INPUT ROWS:
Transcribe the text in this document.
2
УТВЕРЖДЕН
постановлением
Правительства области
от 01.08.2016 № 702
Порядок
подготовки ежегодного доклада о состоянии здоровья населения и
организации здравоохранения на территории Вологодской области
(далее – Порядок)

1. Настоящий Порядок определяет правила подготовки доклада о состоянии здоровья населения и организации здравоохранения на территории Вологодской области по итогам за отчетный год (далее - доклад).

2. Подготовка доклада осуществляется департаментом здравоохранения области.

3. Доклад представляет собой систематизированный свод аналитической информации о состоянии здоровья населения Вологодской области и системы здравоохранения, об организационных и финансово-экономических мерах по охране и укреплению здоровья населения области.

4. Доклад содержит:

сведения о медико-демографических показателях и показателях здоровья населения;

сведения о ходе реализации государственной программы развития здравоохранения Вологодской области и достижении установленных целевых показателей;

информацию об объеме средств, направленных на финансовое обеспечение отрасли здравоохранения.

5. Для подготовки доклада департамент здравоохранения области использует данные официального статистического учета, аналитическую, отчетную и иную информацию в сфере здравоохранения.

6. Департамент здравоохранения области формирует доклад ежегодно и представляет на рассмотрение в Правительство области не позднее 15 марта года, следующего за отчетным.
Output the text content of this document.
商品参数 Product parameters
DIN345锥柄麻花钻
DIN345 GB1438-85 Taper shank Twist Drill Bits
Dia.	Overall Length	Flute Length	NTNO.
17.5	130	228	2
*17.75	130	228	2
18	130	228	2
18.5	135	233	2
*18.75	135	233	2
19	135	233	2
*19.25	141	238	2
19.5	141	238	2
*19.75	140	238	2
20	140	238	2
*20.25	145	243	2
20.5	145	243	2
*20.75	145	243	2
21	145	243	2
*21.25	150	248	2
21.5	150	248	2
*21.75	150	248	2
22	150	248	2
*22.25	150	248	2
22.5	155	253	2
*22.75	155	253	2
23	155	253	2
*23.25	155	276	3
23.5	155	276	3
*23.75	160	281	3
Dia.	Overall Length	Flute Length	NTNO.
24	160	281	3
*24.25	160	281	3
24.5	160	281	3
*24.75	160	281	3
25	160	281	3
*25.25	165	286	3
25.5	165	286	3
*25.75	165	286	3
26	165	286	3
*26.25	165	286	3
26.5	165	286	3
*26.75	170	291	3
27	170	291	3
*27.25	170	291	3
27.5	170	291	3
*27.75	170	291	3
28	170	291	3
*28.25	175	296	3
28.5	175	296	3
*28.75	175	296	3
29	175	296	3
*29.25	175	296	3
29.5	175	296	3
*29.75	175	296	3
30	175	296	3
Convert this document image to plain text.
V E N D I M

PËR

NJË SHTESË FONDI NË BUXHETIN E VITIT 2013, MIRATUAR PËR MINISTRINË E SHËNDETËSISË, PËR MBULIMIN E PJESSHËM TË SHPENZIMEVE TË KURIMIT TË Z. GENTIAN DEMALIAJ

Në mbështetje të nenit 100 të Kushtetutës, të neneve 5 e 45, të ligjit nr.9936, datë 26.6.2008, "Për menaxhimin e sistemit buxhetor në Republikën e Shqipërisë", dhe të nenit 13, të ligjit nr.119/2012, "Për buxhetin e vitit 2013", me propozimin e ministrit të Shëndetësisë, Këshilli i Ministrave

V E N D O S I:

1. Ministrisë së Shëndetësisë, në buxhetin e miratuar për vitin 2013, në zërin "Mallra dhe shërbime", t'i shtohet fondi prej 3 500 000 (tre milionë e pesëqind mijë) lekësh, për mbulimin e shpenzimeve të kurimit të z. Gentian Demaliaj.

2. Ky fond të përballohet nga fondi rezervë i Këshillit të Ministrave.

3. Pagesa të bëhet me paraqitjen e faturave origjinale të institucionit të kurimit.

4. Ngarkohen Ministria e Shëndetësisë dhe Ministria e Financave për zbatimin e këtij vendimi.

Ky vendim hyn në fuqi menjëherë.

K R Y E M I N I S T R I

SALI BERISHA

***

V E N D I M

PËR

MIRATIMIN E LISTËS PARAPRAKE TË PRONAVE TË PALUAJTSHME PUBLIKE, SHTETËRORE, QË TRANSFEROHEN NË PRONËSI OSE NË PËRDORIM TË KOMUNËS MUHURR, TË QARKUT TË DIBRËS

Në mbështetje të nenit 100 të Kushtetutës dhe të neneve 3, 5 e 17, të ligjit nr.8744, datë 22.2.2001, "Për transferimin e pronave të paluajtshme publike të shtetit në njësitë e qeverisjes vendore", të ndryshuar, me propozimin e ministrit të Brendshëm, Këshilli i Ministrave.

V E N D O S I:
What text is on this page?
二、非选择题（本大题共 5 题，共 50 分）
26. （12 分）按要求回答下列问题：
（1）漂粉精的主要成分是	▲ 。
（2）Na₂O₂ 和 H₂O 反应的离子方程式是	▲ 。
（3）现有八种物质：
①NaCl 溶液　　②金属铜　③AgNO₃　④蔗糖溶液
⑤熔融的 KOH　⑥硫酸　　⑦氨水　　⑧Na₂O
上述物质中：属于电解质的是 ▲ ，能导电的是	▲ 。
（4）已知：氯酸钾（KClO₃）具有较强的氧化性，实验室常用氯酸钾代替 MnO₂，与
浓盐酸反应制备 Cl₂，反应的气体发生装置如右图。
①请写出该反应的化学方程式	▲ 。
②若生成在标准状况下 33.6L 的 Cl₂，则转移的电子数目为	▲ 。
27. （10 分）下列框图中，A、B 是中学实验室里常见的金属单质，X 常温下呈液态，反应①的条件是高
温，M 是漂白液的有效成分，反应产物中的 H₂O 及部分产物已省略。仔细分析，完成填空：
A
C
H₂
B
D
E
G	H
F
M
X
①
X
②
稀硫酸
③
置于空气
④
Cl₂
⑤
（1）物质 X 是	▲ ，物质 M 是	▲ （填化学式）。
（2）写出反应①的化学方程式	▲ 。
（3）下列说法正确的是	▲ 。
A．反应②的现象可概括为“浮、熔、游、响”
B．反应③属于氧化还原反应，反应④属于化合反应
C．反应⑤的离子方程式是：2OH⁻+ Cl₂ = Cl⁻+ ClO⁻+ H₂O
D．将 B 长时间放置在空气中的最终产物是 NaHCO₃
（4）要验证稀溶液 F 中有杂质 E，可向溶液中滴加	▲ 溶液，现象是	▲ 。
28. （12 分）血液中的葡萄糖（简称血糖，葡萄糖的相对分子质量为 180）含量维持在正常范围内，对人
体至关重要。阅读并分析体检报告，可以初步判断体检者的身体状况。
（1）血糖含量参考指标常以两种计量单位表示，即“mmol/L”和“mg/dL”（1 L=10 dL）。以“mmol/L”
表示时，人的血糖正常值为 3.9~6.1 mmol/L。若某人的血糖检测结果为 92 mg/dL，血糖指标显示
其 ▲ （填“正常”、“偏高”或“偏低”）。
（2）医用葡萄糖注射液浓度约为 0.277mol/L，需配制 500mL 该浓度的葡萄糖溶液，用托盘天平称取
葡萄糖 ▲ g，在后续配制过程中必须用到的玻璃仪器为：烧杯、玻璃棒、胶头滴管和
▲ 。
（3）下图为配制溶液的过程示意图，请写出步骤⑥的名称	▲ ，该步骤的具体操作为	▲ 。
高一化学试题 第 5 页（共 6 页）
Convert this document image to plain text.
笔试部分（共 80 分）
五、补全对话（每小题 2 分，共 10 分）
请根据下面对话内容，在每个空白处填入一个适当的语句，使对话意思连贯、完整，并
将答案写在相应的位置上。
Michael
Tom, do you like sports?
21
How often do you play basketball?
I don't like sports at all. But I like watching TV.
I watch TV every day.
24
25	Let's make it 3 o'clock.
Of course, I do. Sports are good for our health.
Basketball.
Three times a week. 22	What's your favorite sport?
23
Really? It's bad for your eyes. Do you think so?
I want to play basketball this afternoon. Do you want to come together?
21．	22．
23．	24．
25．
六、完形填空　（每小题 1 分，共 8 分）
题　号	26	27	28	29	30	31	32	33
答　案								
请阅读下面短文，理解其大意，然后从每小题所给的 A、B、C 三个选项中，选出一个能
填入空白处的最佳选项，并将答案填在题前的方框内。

TASK DETAILS: Show all lines from the listing above in which "информацию" appears.

TASK RESULT:
информацию об объеме средств, направленных на финансовое обеспечение отрасли здравоохранения.
5. Для подготовки доклада департамент здравоохранения области использует данные официального статистического учета, аналитическую, отчетную и иную информацию в сфере здравоохранения.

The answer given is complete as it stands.